- _Rows from a dataset_
>>>

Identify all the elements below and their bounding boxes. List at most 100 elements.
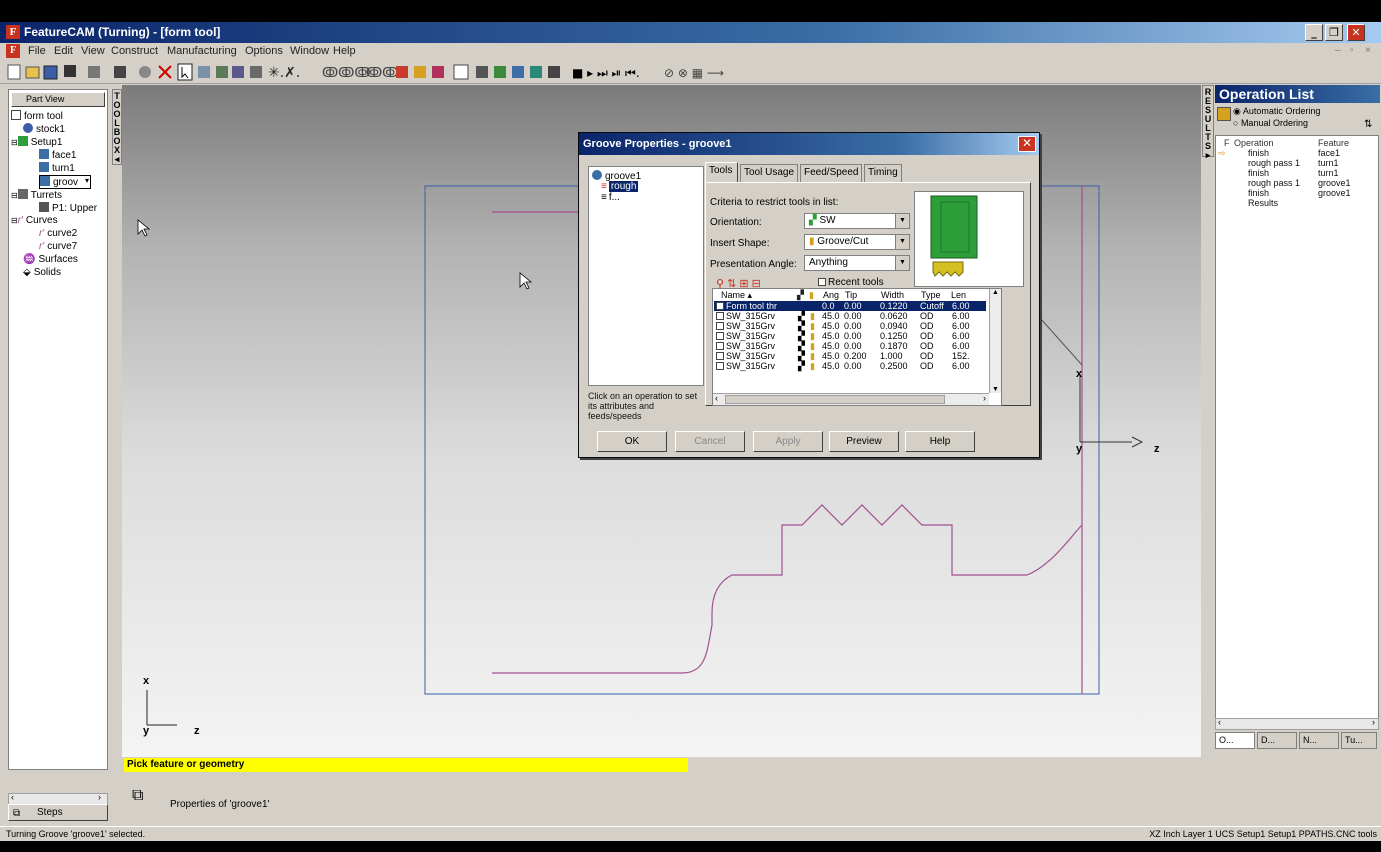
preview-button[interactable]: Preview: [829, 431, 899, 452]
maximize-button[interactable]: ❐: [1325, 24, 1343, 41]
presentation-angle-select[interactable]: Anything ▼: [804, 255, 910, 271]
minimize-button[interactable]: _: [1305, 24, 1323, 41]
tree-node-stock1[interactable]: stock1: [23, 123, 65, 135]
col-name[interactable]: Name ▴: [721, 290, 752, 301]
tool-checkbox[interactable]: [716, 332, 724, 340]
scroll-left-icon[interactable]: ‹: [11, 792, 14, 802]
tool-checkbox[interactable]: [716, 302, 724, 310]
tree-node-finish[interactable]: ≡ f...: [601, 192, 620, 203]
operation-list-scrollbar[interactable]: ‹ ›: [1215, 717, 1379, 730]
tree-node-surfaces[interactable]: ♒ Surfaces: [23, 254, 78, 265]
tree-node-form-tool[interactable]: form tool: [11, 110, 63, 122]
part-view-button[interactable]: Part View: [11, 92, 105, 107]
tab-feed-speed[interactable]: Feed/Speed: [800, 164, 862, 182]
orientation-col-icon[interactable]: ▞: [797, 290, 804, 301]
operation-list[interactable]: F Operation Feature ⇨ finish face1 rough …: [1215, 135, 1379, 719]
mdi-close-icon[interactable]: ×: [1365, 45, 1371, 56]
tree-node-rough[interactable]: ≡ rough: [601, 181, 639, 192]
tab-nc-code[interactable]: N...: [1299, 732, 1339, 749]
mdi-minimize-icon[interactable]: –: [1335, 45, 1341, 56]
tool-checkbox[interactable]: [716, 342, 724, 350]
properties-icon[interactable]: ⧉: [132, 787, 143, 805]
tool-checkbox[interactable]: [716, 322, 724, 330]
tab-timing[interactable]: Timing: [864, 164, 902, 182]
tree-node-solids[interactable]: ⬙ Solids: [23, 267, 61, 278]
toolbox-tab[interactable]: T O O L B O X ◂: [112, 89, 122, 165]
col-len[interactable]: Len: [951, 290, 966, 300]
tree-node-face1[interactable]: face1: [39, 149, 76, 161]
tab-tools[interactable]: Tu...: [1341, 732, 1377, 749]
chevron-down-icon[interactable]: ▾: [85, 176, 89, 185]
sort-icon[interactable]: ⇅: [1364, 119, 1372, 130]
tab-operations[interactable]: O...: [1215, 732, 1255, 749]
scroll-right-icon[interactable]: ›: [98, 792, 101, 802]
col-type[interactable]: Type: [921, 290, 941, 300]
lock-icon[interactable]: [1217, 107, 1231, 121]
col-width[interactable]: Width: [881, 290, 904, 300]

<<<

- _Set exercise_
Put the lines of the data above into a Markdown table with the columns "No." and "Line," numbering each row and leaving out blank lines. Do not include the pictures in the answer.

- _Final answer_
| No. | Line |
|---|---|
| 1 | Identify all the elements below and their bounding boxes. List at most 100 elements. |
| 2 | preview-button[interactable]: Preview: [829, 431, 899, 452] |
| 3 | maximize-button[interactable]: ❐: [1325, 24, 1343, 41] |
| 4 | presentation-angle-select[interactable]: Anything ▼: [804, 255, 910, 271] |
| 5 | minimize-button[interactable]: _: [1305, 24, 1323, 41] |
| 6 | tree-node-stock1[interactable]: stock1: [23, 123, 65, 135] |
| 7 | col-name[interactable]: Name ▴: [721, 290, 752, 301] |
| 8 | tool-checkbox[interactable]: [716, 332, 724, 340] |
| 9 | scroll-left-icon[interactable]: ‹: [11, 792, 14, 802] |
| 10 | tool-checkbox[interactable]: [716, 302, 724, 310] |
| 11 | tree-node-finish[interactable]: ≡ f...: [601, 192, 620, 203] |
| 12 | operation-list-scrollbar[interactable]: ‹ ›: [1215, 717, 1379, 730] |
| 13 | tree-node-surfaces[interactable]: ♒ Surfaces: [23, 254, 78, 265] |
| 14 | tree-node-form-tool[interactable]: form tool: [11, 110, 63, 122] |
| 15 | part-view-button[interactable]: Part View: [11, 92, 105, 107] |
| 16 | tab-feed-speed[interactable]: Feed/Speed: [800, 164, 862, 182] |
| 17 | orientation-col-icon[interactable]: ▞: [797, 290, 804, 301] |
| 18 | operation-list[interactable]: F Operation Feature ⇨ finish face1 rough …: [1215, 135, 1379, 719] |
| 19 | mdi-close-icon[interactable]: ×: [1365, 45, 1371, 56] |
| 20 | tree-node-rough[interactable]: ≡ rough: [601, 181, 639, 192] |
| 21 | tab-nc-code[interactable]: N...: [1299, 732, 1339, 749] |
| 22 | mdi-minimize-icon[interactable]: –: [1335, 45, 1341, 56] |
| 23 | tool-checkbox[interactable]: [716, 342, 724, 350] |
| 24 | properties-icon[interactable]: ⧉: [132, 787, 143, 805] |
| 25 | tool-checkbox[interactable]: [716, 322, 724, 330] |
| 26 | tab-timing[interactable]: Timing: [864, 164, 902, 182] |
| 27 | tree-node-solids[interactable]: ⬙ Solids: [23, 267, 61, 278] |
| 28 | toolbox-tab[interactable]: T O O L B O X ◂: [112, 89, 122, 165] |
| 29 | col-len[interactable]: Len: [951, 290, 966, 300] |
| 30 | tree-node-face1[interactable]: face1: [39, 149, 76, 161] |
| 31 | tab-tools[interactable]: Tu...: [1341, 732, 1377, 749] |
| 32 | chevron-down-icon[interactable]: ▾: [85, 176, 89, 185] |
| 33 | sort-icon[interactable]: ⇅: [1364, 119, 1372, 130] |
| 34 | tab-operations[interactable]: O...: [1215, 732, 1255, 749] |
| 35 | scroll-right-icon[interactable]: ›: [98, 792, 101, 802] |
| 36 | col-type[interactable]: Type: [921, 290, 941, 300] |
| 37 | lock-icon[interactable]: [1217, 107, 1231, 121] |
| 38 | col-width[interactable]: Width: [881, 290, 904, 300] |